Figure data in JSON:
## begin

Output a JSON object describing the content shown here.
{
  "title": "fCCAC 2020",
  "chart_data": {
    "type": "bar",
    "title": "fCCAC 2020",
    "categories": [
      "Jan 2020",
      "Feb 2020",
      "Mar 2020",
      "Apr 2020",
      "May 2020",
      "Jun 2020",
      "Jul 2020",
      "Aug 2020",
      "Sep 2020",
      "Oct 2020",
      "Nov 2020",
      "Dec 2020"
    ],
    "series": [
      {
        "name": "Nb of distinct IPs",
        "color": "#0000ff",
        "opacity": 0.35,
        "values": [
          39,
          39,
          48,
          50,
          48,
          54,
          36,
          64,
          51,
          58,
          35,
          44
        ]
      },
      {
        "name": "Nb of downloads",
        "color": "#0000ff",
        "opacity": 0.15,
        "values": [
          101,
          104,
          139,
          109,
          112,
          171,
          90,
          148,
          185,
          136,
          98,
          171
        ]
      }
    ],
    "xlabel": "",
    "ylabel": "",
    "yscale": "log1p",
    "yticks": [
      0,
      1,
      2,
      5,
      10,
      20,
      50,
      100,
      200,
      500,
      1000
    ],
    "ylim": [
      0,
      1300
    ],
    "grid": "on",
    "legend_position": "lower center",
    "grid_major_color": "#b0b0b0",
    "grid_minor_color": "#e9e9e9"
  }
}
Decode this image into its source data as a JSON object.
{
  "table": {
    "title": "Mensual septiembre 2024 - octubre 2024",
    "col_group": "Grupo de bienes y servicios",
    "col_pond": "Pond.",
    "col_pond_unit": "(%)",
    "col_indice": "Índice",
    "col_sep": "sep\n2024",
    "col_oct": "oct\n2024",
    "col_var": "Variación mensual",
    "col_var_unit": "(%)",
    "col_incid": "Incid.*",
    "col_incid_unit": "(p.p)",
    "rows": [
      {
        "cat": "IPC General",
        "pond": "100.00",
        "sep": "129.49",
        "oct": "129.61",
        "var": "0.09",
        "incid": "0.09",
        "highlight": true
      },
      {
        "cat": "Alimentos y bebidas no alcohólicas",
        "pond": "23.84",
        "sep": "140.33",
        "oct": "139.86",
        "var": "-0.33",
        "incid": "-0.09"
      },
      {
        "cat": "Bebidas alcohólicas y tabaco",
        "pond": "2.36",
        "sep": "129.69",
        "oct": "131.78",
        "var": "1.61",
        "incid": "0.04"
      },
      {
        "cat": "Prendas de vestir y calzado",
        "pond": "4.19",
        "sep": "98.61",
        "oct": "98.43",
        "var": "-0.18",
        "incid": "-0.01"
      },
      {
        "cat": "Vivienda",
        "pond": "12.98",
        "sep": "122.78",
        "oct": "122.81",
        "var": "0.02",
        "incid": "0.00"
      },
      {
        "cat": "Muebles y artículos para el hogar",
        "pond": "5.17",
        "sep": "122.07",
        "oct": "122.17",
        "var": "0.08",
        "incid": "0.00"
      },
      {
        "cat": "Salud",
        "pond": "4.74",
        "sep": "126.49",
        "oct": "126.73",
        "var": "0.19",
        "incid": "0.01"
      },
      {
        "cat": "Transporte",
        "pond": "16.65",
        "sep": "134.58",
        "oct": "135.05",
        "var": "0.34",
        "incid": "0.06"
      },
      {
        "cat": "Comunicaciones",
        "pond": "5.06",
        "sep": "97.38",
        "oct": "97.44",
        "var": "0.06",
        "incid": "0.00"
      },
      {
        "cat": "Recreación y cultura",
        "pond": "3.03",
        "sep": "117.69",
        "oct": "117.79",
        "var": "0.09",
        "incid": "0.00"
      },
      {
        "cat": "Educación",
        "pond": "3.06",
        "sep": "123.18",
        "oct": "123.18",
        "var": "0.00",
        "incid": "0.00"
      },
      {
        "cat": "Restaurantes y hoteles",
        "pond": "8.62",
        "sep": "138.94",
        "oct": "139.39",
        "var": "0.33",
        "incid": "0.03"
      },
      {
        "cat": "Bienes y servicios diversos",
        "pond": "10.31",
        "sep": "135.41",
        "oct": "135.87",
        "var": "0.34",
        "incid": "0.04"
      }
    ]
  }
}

## end

— Task brief —
Write all of the records out again exactly.

— Final answer —
Output a JSON object describing the content shown here.
{
  "title": "fCCAC 2020",
  "chart_data": {
    "type": "bar",
    "title": "fCCAC 2020",
    "categories": [
      "Jan 2020",
      "Feb 2020",
      "Mar 2020",
      "Apr 2020",
      "May 2020",
      "Jun 2020",
      "Jul 2020",
      "Aug 2020",
      "Sep 2020",
      "Oct 2020",
      "Nov 2020",
      "Dec 2020"
    ],
    "series": [
      {
        "name": "Nb of distinct IPs",
        "color": "#0000ff",
        "opacity": 0.35,
        "values": [
          39,
          39,
          48,
          50,
          48,
          54,
          36,
          64,
          51,
          58,
          35,
          44
        ]
      },
      {
        "name": "Nb of downloads",
        "color": "#0000ff",
        "opacity": 0.15,
        "values": [
          101,
          104,
          139,
          109,
          112,
          171,
          90,
          148,
          185,
          136,
          98,
          171
        ]
      }
    ],
    "xlabel": "",
    "ylabel": "",
    "yscale": "log1p",
    "yticks": [
      0,
      1,
      2,
      5,
      10,
      20,
      50,
      100,
      200,
      500,
      1000
    ],
    "ylim": [
      0,
      1300
    ],
    "grid": "on",
    "legend_position": "lower center",
    "grid_major_color": "#b0b0b0",
    "grid_minor_color": "#e9e9e9"
  }
}
Decode this image into its source data as a JSON object.
{
  "table": {
    "title": "Mensual septiembre 2024 - octubre 2024",
    "col_group": "Grupo de bienes y servicios",
    "col_pond": "Pond.",
    "col_pond_unit": "(%)",
    "col_indice": "Índice",
    "col_sep": "sep\n2024",
    "col_oct": "oct\n2024",
    "col_var": "Variación mensual",
    "col_var_unit": "(%)",
    "col_incid": "Incid.*",
    "col_incid_unit": "(p.p)",
    "rows": [
      {
        "cat": "IPC General",
        "pond": "100.00",
        "sep": "129.49",
        "oct": "129.61",
        "var": "0.09",
        "incid": "0.09",
        "highlight": true
      },
      {
        "cat": "Alimentos y bebidas no alcohólicas",
        "pond": "23.84",
        "sep": "140.33",
        "oct": "139.86",
        "var": "-0.33",
        "incid": "-0.09"
      },
      {
        "cat": "Bebidas alcohólicas y tabaco",
        "pond": "2.36",
        "sep": "129.69",
        "oct": "131.78",
        "var": "1.61",
        "incid": "0.04"
      },
      {
        "cat": "Prendas de vestir y calzado",
        "pond": "4.19",
        "sep": "98.61",
        "oct": "98.43",
        "var": "-0.18",
        "incid": "-0.01"
      },
      {
        "cat": "Vivienda",
        "pond": "12.98",
        "sep": "122.78",
        "oct": "122.81",
        "var": "0.02",
        "incid": "0.00"
      },
      {
        "cat": "Muebles y artículos para el hogar",
        "pond": "5.17",
        "sep": "122.07",
        "oct": "122.17",
        "var": "0.08",
        "incid": "0.00"
      },
      {
        "cat": "Salud",
        "pond": "4.74",
        "sep": "126.49",
        "oct": "126.73",
        "var": "0.19",
        "incid": "0.01"
      },
      {
        "cat": "Transporte",
        "pond": "16.65",
        "sep": "134.58",
        "oct": "135.05",
        "var": "0.34",
        "incid": "0.06"
      },
      {
        "cat": "Comunicaciones",
        "pond": "5.06",
        "sep": "97.38",
        "oct": "97.44",
        "var": "0.06",
        "incid": "0.00"
      },
      {
        "cat": "Recreación y cultura",
        "pond": "3.03",
        "sep": "117.69",
        "oct": "117.79",
        "var": "0.09",
        "incid": "0.00"
      },
      {
        "cat": "Educación",
        "pond": "3.06",
        "sep": "123.18",
        "oct": "123.18",
        "var": "0.00",
        "incid": "0.00"
      },
      {
        "cat": "Restaurantes y hoteles",
        "pond": "8.62",
        "sep": "138.94",
        "oct": "139.39",
        "var": "0.33",
        "incid": "0.03"
      },
      {
        "cat": "Bienes y servicios diversos",
        "pond": "10.31",
        "sep": "135.41",
        "oct": "135.87",
        "var": "0.34",
        "incid": "0.04"
      }
    ]
  }
}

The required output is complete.